# Aufgabenstellung:
**A)** Wie hoch war laut dem Text zur Gemeinschaftsschule die Wahlbeteiligung beim Bürgerentscheid in Bad Saulgau?
**B)** Gib aus dem Text zur Gemeinschaftsschule den Abschnitt zwischen „Im Süden ist“ und „(GMS) zu Wort.“ einschließlich wortgetreu wieder.
**C)** Schreibe den Text zur Gemeinschaftsschule im Anschluss an seinen letzten Satz weiter.

# Lesetext:
####

Im Süden ist vieles anders, oder „Mir sin mir“
Seit ein paar Monaten melden sich in BW verschiedene Gruppierungen und Initiativen gegen die Einrichtung von Gemeinschaftsschulen (GMS) zu Wort.
Erstmals 2009 initiierte der Philologenverband im Vorfeld der Landtagswahlen 2011 in Baden-Württemberg das Aktionsbündnis gegliedertes Schulwesen, in welchem sich die verschiedensten Vertreter aus dem konservativen Lager des Landes versammelten. Bisher hat man wenig bis nichts von diesem Bündnis gehört.
Erst jetzt, nachdem die Einführung der GMS zur politischen Realität geworden ist, gibt es konkret Widerstand aus diesem Lager. Zunächst gab es da das Aktionsbündnis gegen die Gemeinschaftsschule, das dann mit demselben Ziel in das jetzige Bündnis pro Bildung umgetauft wurde. Sein Slogan: „Vielfalt statt Einfalt durch den Erhalt des differenzierten Schulwesens“. Das alles ist nicht besonders aufregend und wurde von den Befürwortern der GMS erwartet. Seit Ende letzten Jahres aber ist der Widerstand gegen die GMS in eine neue Phase eingetreten. Der Gemeinderat in Bad Saulgau im Kreis Sigmaringen hatte gegen den geschlossenen Widerstand der CDU die Zusammenlegung zweier Schulen mit dem Ziel der Einrichtung einer GMS beschlossen. Der CDU Minderheit im Gemeinderat passte das ganz offensichtlich nicht. Sie trug jetzt – oder unterstützte zumindest – ein Bürgerbegehren gegen die Einführung der GMS. Dazu brauchte die Initiative 1.300 Unterschriften, die sie bereits gesammelt hatte und damit den nächsten Schritt, den Bürgerentscheid, einleiten konnte.
Am Sonntag, den 20.01.2013 hatten nun also die Bürger das letzte Wort. „Wollen Sie, dass sich die Stadt Bad Saulgau tatsächlich um die Einrichtung einer Gemeinschaftsschule bemüht?“, hieß die Frage, die die Wähler mit „ja“ oder „nein“ beantworten konnten. Die Saulgauer empfanden sich ein wenig als „Testballon“. Viele stehen nach Auskunft der Initiatoren in anderen Städten schon in den Startlöchern und wollen den gleichen Weg gehen, nämlich „Nein zur Einheitsschule“ sagen, wie es auf der Homepage des „Bündnis pro Bildung“ verkündet wird. Wie ist die Sache nun ausgegangen? Typischerweise so, wie das berühmte Hornberger Schießen, ein wenig westlich von Bad Saulgau: Beim Bürgerentscheid am Sonntag über die Einrichtung einer Gemeinschaftsschule ist das Quorum nicht erreicht worden. Von den 13.167 Abstimmungsberechtigten stimmte 2.695 gegen die Gemeinschaftsschule, 1.396 stimmten dafür. Um das Quorum zu erreichen, hätten 3.299 abstimmungsberechtigte Bürger dafür oder dagegen sein müssen. Die Wahlbeteiligung lag bei nur 31,1 %. Der Bürgerentscheid hat somit keine bindende Wirkung. Der Gemeinderat ist nun wieder am Zug, um eine endgültige Entscheidung zu treffen. Wir sind sehr gespannt, wie dieser mit dem „Ergebnis“ umgehen wird. Erfreulicherweise gibt es in der Region auch ganz andere Rektionen.

####

# Bereitgestellte Daten:
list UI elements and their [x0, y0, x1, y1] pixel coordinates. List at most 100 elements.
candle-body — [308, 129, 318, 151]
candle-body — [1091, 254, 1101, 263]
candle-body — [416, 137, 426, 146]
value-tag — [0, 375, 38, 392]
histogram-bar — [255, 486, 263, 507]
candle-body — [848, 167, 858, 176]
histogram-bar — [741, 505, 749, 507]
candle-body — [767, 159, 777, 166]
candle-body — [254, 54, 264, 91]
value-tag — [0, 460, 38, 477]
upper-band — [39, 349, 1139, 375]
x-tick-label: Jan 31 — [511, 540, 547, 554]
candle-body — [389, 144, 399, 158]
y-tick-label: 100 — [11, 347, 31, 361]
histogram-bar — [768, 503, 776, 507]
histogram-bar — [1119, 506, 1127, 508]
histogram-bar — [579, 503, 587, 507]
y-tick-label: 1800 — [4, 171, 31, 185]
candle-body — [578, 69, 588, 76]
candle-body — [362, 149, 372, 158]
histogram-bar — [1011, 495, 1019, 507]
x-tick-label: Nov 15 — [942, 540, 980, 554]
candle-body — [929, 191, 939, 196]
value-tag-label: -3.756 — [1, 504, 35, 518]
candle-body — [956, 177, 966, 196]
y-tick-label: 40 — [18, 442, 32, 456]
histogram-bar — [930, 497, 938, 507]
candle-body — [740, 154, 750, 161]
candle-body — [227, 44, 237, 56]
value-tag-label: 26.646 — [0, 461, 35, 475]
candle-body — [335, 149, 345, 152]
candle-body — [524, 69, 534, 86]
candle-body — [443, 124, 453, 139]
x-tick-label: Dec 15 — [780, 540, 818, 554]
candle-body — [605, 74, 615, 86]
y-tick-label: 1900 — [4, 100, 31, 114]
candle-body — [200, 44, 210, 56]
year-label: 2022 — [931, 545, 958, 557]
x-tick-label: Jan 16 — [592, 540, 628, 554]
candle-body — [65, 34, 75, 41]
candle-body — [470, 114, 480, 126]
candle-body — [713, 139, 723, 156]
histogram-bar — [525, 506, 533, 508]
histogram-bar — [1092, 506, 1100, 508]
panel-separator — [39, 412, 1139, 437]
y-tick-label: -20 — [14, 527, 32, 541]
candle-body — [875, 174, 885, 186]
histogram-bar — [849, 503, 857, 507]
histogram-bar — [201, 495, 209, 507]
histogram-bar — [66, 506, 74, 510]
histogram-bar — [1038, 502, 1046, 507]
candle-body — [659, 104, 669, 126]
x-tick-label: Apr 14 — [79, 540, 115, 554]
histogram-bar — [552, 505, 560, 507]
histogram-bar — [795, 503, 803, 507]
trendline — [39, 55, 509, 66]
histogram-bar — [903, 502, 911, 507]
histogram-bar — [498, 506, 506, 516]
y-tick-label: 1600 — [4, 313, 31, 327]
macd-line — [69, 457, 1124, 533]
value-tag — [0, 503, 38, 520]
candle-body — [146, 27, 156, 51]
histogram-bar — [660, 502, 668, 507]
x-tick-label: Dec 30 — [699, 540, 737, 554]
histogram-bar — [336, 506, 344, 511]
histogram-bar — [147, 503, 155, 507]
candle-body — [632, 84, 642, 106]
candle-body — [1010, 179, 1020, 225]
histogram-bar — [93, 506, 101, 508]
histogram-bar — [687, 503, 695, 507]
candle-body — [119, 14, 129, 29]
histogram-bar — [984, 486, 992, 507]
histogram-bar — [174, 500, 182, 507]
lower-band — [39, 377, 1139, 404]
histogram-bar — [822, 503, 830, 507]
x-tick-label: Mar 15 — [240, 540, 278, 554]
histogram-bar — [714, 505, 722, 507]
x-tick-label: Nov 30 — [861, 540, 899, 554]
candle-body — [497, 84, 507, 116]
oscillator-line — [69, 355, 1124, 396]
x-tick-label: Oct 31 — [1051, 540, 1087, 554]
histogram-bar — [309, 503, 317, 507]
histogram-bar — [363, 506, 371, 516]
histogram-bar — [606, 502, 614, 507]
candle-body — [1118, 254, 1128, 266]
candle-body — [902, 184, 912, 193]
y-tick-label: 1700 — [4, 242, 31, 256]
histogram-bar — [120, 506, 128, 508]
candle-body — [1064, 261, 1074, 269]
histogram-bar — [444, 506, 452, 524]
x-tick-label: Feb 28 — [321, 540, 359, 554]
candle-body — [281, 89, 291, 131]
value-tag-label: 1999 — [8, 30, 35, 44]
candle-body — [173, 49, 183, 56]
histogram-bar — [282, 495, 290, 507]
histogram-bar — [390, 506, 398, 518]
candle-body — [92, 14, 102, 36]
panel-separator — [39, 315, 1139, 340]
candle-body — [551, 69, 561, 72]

####

# Lösungen:
**A)** Sie lag bei nur 31,1 %.

**B)**
Im Süden ist vieles anders, oder „Mir sin mir“
Seit ein paar Monaten melden sich in BW verschiedene Gruppierungen und Initiativen gegen die Einrichtung von Gemeinschaftsschulen (GMS) zu Wort.

**C)**
In der „Schwäbischen Post“ wird über ein CDU-Treffen des Ost-Albkreises berichtet, dass die örtliche CDU sich – entgegen der politischen Linie der Landespartei – für die Einführung der GMS entschieden hat. Und das ist nur ein Beispiel von vielen. Das mag für Menschen aus Stadtstaaten wie Hamburg oder Berlin alles lächerlich und provinziell klingen, entspricht aber tatsächlich der typischen süddeutschen Mentalität des „Mir sin mir“ (bayerisch „Mir san Mir“). Das bedeutet: Was die „Großkopfete“ in Stuttgart so „älles schwätzet“, interessiert uns nicht. Den Leuten auf der Ost-Alb und anderswo auf dem flachen Lande, geht es um „onsr Kinnr dehoim, on schonsch nix“. Das ist durchaus eine etwas andere Haltung als die der Initiative „Wir wollen lernen“ in Hamburg. Die Menschen in den Flächenstaaten des Südens sind sehr viel mehr am Wohle ihrer Gemeinden und allen derer Kindern interessiert, als dem einer wie auch immer gearteten Bildungsbürgerschaft. So war das schon immer im Süden. Diese Voraussetzungen, einschließlich des gescheiterten Bürgerentscheids in Bad Saulgau, machen Mut. Ich bin fest davon überzeugt, dass sich die Reaktion gegen die GMS in BW nicht durchsetzen und ein Flächenbrand à la Hamburg ausbleiben wird. Selbst wenn die Konservativen wieder an die Regierung kommen sollten, was ich nicht hoffe, so würden sich Kommunen, die bis dahin auf die neue Schulart umgestellt haben, diese nicht wieder wegnehmen lassen. Mit anderen Worten: Die GMS wird bleiben, mit dem kräftigen Rückenwind aus der demographischen Entwicklung. Ich hoffe, unser neuer Kultusminister Andreas Stoch (SPD), Nachfolger von Frau Warminski-Leitheußer, bewertet das genau so.